- [Required work]
Output all the data exactly. Pictures do not belong in the copy.

Data items
---------------

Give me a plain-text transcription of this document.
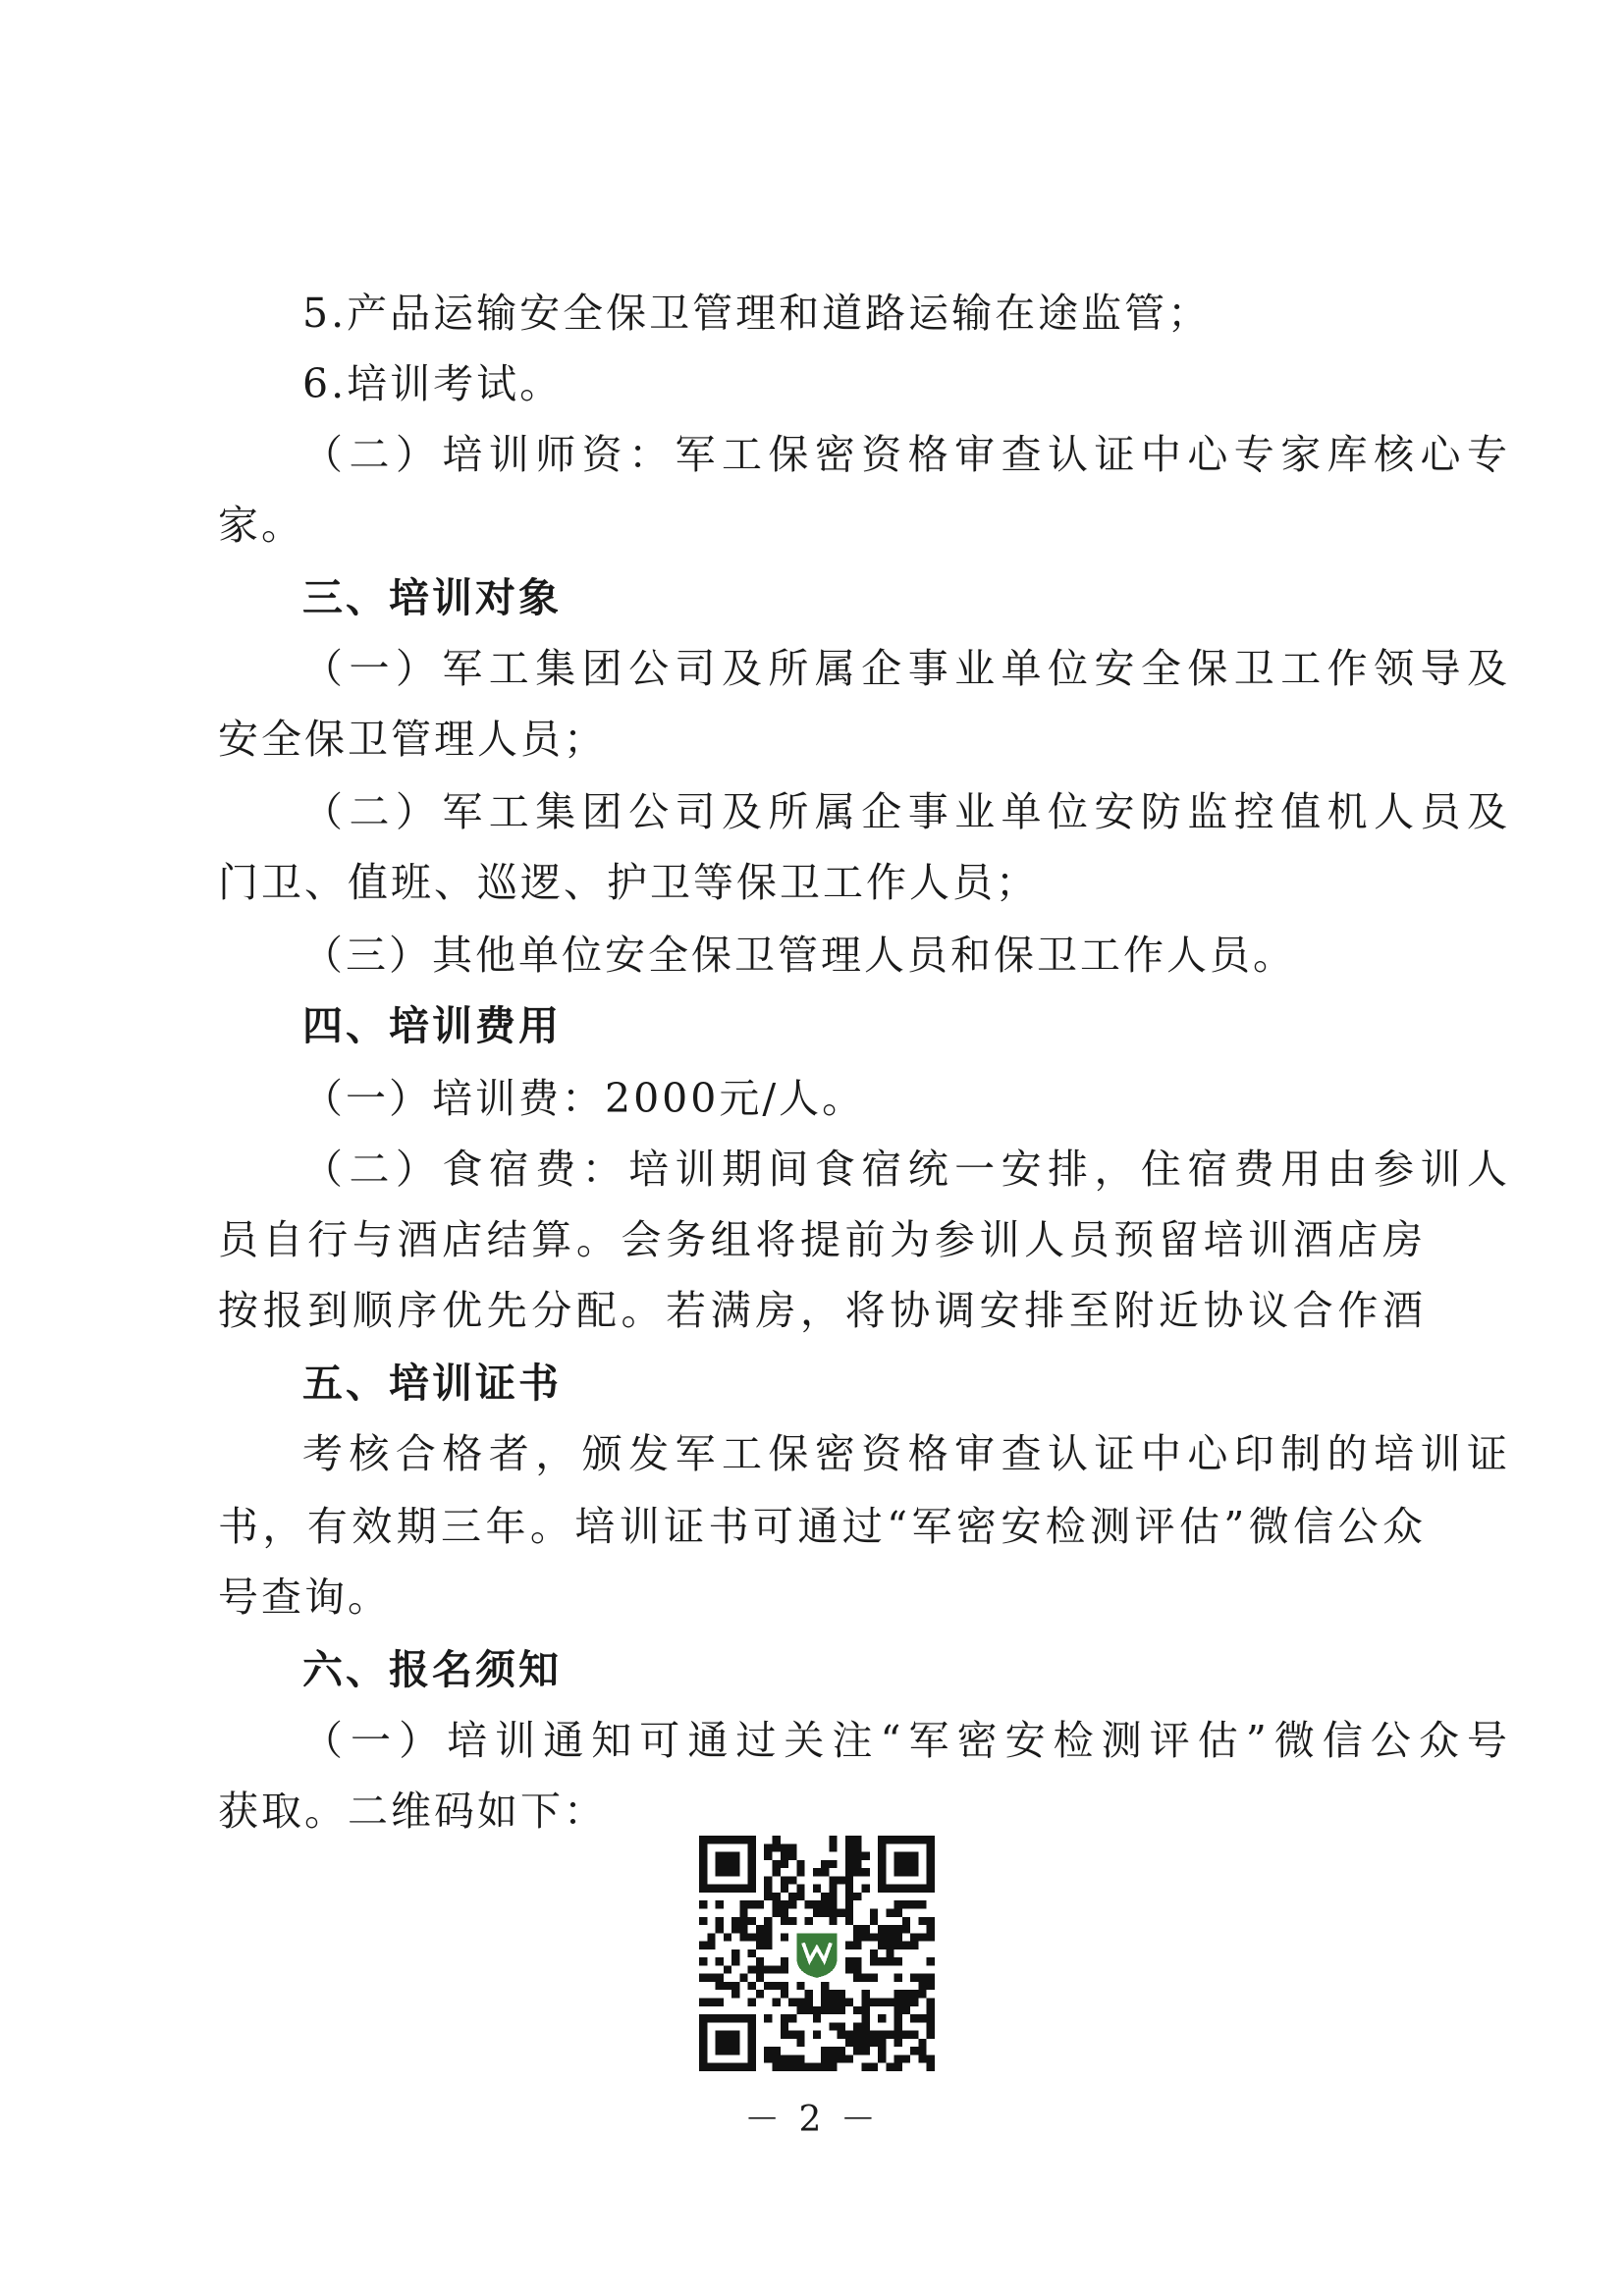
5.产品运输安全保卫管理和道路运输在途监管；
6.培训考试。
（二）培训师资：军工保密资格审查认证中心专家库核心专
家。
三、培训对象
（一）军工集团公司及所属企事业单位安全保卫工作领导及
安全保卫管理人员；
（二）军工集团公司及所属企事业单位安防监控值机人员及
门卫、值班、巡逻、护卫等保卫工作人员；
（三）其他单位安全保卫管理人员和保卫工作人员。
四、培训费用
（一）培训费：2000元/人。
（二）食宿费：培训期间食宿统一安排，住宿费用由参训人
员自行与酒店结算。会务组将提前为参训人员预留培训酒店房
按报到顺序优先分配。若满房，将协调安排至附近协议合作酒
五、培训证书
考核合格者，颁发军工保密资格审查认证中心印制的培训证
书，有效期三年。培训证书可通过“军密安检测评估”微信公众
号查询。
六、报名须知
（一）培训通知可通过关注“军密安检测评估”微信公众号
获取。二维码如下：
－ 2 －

---------------

- [Complete output]
Give me a plain-text transcription of this document.
5.产品运输安全保卫管理和道路运输在途监管；
6.培训考试。
（二）培训师资：军工保密资格审查认证中心专家库核心专
家。
三、培训对象
（一）军工集团公司及所属企事业单位安全保卫工作领导及
安全保卫管理人员；
（二）军工集团公司及所属企事业单位安防监控值机人员及
门卫、值班、巡逻、护卫等保卫工作人员；
（三）其他单位安全保卫管理人员和保卫工作人员。
四、培训费用
（一）培训费：2000元/人。
（二）食宿费：培训期间食宿统一安排，住宿费用由参训人
员自行与酒店结算。会务组将提前为参训人员预留培训酒店房
按报到顺序优先分配。若满房，将协调安排至附近协议合作酒
五、培训证书
考核合格者，颁发军工保密资格审查认证中心印制的培训证
书，有效期三年。培训证书可通过“军密安检测评估”微信公众
号查询。
六、报名须知
（一）培训通知可通过关注“军密安检测评估”微信公众号
获取。二维码如下：
－ 2 －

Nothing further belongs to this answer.